Instructions for the task: What is the count of lines in the listing below that hold the string "Kelola"? Reply with that number alone.

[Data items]

══════════════════════════════

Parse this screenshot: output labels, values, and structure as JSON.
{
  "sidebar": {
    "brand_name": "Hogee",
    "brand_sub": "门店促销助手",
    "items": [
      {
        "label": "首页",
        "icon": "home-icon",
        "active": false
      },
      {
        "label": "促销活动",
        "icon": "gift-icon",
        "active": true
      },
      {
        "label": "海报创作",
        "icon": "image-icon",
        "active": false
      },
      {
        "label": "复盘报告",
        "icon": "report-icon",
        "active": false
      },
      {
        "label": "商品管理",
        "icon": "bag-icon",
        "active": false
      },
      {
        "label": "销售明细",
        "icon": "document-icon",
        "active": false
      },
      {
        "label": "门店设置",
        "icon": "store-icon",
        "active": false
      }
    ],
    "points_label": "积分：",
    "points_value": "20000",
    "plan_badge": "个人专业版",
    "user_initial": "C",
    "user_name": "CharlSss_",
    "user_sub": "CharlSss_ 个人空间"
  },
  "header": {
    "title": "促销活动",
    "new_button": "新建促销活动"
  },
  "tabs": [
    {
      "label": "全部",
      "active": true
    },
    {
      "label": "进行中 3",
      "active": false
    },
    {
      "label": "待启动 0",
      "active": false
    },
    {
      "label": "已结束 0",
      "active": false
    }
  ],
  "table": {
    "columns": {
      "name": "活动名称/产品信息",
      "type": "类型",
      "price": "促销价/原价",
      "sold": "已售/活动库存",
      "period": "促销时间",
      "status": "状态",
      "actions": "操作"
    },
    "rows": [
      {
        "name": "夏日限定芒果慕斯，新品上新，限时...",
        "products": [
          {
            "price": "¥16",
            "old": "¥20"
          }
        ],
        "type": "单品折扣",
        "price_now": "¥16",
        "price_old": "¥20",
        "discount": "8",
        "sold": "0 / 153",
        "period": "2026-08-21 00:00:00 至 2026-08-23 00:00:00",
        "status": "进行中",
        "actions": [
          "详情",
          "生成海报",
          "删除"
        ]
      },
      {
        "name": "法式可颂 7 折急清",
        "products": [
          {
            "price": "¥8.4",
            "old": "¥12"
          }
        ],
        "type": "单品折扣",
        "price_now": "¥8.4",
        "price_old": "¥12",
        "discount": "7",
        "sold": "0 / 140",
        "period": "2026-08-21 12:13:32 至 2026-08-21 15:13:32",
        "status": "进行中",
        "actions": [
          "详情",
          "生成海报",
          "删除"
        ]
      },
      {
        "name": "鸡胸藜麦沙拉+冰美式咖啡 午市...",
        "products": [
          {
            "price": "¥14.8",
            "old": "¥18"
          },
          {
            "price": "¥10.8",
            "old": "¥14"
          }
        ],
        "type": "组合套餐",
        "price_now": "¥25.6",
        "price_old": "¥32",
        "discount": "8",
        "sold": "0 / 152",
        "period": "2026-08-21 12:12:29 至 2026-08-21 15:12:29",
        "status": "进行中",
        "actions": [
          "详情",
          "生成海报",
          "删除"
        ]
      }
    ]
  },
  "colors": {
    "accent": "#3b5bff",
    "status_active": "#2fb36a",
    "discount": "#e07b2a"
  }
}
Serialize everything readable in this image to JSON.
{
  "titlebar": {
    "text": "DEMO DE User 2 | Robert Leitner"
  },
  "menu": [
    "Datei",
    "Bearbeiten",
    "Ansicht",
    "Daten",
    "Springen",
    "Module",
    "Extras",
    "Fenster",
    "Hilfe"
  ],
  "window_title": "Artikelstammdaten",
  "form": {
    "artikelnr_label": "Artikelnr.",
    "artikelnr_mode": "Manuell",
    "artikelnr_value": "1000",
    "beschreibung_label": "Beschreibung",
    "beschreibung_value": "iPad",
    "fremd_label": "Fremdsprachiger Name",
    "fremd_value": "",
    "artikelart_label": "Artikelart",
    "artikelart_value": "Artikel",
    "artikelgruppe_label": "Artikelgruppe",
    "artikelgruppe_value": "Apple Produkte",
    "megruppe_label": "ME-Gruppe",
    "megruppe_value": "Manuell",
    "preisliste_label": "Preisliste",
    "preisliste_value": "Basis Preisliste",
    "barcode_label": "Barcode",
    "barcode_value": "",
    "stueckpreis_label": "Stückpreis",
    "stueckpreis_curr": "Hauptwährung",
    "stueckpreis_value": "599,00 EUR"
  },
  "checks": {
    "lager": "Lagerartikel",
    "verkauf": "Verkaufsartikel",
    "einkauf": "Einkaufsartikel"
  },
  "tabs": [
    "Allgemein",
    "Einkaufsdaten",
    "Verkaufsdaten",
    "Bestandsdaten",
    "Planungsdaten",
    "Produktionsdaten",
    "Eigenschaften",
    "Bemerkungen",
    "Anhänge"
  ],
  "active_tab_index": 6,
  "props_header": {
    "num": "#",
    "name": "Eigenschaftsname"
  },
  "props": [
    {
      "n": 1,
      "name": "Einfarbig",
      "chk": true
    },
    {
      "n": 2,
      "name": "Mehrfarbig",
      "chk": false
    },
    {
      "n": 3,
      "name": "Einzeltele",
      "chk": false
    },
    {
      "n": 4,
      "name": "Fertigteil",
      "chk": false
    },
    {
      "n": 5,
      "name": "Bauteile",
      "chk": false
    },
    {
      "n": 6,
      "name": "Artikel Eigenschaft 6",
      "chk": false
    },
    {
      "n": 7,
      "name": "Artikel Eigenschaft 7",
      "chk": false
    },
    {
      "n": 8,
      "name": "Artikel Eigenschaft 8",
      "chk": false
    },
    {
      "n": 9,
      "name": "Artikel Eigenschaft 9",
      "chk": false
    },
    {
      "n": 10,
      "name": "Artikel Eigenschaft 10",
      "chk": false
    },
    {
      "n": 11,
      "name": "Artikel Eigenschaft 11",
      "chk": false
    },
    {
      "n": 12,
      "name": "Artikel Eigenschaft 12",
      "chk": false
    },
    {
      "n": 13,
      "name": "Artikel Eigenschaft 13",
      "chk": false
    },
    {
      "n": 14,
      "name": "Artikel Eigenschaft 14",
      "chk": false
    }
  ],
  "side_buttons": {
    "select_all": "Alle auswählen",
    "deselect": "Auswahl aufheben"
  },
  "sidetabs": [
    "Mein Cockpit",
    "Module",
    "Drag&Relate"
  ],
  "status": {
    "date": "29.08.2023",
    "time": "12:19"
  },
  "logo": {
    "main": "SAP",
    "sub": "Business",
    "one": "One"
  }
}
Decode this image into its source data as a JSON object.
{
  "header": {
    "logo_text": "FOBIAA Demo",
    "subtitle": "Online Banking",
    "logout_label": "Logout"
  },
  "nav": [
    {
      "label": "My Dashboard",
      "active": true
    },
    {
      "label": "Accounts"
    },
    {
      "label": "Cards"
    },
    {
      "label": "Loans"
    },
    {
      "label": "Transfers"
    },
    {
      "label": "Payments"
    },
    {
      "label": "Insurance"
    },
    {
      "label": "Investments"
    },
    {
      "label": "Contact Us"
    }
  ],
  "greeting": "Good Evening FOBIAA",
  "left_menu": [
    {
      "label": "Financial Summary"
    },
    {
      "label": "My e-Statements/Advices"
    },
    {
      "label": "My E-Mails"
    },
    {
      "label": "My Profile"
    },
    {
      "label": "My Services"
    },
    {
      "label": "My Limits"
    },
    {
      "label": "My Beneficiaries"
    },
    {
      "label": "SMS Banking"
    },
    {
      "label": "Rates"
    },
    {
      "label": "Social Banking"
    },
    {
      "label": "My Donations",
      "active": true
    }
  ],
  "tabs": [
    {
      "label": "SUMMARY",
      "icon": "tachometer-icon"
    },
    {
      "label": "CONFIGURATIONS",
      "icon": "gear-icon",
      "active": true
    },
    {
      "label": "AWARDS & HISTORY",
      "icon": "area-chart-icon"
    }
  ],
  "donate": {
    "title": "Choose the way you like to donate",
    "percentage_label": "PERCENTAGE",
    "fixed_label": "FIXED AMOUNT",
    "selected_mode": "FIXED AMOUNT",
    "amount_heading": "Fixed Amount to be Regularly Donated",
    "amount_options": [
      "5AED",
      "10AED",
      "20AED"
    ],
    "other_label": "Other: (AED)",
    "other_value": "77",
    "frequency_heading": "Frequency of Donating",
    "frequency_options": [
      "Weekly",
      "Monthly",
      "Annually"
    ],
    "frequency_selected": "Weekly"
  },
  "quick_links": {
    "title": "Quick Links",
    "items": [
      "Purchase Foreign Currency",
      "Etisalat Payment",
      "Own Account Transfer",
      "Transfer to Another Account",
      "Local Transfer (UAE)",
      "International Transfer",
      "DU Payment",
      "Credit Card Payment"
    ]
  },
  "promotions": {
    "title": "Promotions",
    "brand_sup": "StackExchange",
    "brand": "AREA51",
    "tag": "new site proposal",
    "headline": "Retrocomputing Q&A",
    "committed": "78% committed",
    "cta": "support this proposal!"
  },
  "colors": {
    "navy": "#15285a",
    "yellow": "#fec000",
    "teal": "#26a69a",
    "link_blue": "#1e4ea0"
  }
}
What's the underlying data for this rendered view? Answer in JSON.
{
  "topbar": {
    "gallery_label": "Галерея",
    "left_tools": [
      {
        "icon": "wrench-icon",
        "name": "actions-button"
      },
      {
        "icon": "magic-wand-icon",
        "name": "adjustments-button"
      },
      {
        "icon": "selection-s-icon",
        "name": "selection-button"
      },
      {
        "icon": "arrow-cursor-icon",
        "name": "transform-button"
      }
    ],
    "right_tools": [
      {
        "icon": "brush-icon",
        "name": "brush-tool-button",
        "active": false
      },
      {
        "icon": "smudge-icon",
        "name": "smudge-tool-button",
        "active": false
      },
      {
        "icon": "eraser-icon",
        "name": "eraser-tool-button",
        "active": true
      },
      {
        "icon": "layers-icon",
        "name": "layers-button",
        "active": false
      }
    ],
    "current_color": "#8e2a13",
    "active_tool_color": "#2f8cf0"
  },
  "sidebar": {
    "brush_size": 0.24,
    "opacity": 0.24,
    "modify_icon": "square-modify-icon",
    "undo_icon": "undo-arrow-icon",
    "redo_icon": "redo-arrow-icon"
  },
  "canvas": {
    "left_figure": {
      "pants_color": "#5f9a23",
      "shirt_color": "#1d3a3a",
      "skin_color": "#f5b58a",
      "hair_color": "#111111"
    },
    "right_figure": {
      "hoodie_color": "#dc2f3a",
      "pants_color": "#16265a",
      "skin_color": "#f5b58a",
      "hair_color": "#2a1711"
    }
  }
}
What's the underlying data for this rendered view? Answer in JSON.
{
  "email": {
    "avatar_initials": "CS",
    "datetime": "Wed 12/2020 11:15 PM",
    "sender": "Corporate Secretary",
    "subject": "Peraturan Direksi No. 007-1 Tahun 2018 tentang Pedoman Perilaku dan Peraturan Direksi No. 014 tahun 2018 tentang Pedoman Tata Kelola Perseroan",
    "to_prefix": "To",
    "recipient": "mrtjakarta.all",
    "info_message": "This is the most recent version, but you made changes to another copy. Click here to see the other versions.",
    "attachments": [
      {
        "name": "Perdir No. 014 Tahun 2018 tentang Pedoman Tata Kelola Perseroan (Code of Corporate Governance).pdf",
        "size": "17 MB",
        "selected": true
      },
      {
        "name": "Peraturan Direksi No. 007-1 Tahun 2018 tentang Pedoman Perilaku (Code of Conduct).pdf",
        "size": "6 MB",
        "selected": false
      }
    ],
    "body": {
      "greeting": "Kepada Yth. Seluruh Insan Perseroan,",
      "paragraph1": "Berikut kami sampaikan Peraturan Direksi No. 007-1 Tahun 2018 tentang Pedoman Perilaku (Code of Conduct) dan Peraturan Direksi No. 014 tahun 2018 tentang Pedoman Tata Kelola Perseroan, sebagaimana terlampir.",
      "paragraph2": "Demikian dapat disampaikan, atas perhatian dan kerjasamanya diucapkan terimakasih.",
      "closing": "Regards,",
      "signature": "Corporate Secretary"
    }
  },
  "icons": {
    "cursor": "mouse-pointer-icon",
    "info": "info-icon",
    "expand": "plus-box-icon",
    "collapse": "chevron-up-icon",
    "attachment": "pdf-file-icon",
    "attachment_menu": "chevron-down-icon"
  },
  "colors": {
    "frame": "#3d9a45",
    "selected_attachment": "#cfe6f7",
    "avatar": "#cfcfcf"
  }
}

══════════════════════════════

Complete response: 3